*** EXTRACTED RECORDS

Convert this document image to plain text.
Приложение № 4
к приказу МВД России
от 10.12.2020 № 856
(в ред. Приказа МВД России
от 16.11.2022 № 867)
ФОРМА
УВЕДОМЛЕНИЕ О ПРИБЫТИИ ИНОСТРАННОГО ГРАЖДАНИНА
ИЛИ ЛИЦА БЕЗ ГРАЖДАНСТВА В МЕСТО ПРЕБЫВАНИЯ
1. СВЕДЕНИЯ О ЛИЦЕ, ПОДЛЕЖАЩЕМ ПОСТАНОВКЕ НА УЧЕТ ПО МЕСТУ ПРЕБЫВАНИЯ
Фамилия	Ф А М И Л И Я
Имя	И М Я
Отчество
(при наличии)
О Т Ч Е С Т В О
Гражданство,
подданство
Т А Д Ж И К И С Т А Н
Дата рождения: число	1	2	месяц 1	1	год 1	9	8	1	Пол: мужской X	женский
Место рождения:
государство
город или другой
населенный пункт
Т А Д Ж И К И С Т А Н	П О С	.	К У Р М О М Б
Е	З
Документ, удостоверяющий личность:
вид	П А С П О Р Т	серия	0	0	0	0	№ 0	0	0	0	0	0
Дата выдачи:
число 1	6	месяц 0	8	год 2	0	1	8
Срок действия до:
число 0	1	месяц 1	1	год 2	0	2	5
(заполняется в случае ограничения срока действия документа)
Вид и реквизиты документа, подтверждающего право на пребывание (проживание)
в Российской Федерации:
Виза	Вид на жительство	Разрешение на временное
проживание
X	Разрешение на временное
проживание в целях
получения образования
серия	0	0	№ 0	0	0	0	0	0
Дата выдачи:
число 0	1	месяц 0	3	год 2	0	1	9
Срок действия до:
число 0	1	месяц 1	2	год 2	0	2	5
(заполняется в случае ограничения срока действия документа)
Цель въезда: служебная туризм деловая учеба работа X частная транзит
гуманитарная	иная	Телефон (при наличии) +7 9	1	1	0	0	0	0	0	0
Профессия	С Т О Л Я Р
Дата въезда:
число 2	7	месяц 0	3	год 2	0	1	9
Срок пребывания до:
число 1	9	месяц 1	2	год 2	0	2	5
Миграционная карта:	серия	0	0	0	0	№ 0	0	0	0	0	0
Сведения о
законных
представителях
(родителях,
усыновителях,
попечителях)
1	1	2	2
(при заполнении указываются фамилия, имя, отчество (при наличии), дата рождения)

******
*** EXTRACTED RECORDS

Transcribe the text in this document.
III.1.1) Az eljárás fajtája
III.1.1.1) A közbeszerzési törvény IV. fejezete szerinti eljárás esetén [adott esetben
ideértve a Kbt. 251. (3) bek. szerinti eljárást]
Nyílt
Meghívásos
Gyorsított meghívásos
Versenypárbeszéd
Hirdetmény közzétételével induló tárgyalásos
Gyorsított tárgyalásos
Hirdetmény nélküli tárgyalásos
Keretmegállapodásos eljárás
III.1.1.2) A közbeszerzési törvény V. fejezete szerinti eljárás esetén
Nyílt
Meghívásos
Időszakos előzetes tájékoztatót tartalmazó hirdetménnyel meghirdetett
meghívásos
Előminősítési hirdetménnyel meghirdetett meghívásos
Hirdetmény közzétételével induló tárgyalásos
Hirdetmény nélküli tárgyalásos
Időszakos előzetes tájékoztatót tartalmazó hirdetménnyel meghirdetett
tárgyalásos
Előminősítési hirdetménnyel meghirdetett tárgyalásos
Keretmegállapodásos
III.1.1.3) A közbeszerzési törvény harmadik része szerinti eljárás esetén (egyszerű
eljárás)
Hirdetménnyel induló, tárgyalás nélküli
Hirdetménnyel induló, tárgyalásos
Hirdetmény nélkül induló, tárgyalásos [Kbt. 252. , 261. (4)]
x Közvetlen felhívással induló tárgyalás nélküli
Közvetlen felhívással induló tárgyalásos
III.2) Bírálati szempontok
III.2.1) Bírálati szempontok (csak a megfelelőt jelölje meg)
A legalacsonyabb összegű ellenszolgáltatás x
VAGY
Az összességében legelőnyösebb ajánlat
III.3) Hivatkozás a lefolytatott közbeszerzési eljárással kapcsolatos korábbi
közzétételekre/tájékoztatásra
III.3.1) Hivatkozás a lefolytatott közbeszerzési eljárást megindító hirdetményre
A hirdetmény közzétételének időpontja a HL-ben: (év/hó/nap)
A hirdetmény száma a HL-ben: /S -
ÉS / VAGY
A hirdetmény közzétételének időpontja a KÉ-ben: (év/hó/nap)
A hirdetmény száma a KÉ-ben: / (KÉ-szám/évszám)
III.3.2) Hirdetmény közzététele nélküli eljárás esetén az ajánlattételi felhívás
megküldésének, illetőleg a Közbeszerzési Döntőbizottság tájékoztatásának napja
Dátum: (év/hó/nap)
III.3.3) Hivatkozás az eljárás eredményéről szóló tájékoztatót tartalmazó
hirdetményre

******

WORK INSTRUCTIONS: Of the lines in the data, how many hold the string "временное"? State the number, nothing else.

EXERCISE RESULT: 2